→ Your task
Copy out all of the material, matching it word for word.

→ Dataset content
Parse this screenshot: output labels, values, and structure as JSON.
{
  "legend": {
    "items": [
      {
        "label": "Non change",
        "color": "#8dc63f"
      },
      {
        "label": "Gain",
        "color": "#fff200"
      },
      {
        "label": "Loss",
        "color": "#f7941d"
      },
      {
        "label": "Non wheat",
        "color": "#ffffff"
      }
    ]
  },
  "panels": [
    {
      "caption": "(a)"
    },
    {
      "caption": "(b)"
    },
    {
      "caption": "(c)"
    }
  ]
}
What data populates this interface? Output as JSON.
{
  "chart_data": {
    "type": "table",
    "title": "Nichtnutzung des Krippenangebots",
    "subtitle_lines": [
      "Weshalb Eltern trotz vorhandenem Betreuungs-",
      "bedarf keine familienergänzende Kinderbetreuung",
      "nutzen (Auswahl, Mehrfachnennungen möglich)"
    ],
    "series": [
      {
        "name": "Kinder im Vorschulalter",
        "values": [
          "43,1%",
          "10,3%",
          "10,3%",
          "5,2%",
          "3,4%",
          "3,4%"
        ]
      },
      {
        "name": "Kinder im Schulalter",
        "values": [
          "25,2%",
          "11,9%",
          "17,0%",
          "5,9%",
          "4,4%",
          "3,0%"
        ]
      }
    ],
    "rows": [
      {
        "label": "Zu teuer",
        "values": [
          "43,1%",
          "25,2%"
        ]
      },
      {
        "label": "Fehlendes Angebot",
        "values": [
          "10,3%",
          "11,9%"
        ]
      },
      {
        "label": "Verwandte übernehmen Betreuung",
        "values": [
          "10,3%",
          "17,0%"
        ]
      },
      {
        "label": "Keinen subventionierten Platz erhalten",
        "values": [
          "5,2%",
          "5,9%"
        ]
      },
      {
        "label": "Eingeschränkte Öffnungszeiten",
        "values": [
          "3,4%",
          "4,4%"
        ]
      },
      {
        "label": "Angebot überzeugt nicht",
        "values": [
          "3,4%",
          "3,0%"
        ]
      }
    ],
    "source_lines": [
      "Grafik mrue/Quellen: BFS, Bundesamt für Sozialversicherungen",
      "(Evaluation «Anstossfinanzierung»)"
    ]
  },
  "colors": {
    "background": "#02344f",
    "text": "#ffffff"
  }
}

→ Written answer
Parse this screenshot: output labels, values, and structure as JSON.
{
  "legend": {
    "items": [
      {
        "label": "Non change",
        "color": "#8dc63f"
      },
      {
        "label": "Gain",
        "color": "#fff200"
      },
      {
        "label": "Loss",
        "color": "#f7941d"
      },
      {
        "label": "Non wheat",
        "color": "#ffffff"
      }
    ]
  },
  "panels": [
    {
      "caption": "(a)"
    },
    {
      "caption": "(b)"
    },
    {
      "caption": "(c)"
    }
  ]
}
What data populates this interface? Output as JSON.
{
  "chart_data": {
    "type": "table",
    "title": "Nichtnutzung des Krippenangebots",
    "subtitle_lines": [
      "Weshalb Eltern trotz vorhandenem Betreuungs-",
      "bedarf keine familienergänzende Kinderbetreuung",
      "nutzen (Auswahl, Mehrfachnennungen möglich)"
    ],
    "series": [
      {
        "name": "Kinder im Vorschulalter",
        "values": [
          "43,1%",
          "10,3%",
          "10,3%",
          "5,2%",
          "3,4%",
          "3,4%"
        ]
      },
      {
        "name": "Kinder im Schulalter",
        "values": [
          "25,2%",
          "11,9%",
          "17,0%",
          "5,9%",
          "4,4%",
          "3,0%"
        ]
      }
    ],
    "rows": [
      {
        "label": "Zu teuer",
        "values": [
          "43,1%",
          "25,2%"
        ]
      },
      {
        "label": "Fehlendes Angebot",
        "values": [
          "10,3%",
          "11,9%"
        ]
      },
      {
        "label": "Verwandte übernehmen Betreuung",
        "values": [
          "10,3%",
          "17,0%"
        ]
      },
      {
        "label": "Keinen subventionierten Platz erhalten",
        "values": [
          "5,2%",
          "5,9%"
        ]
      },
      {
        "label": "Eingeschränkte Öffnungszeiten",
        "values": [
          "3,4%",
          "4,4%"
        ]
      },
      {
        "label": "Angebot überzeugt nicht",
        "values": [
          "3,4%",
          "3,0%"
        ]
      }
    ],
    "source_lines": [
      "Grafik mrue/Quellen: BFS, Bundesamt für Sozialversicherungen",
      "(Evaluation «Anstossfinanzierung»)"
    ]
  },
  "colors": {
    "background": "#02344f",
    "text": "#ffffff"
  }
}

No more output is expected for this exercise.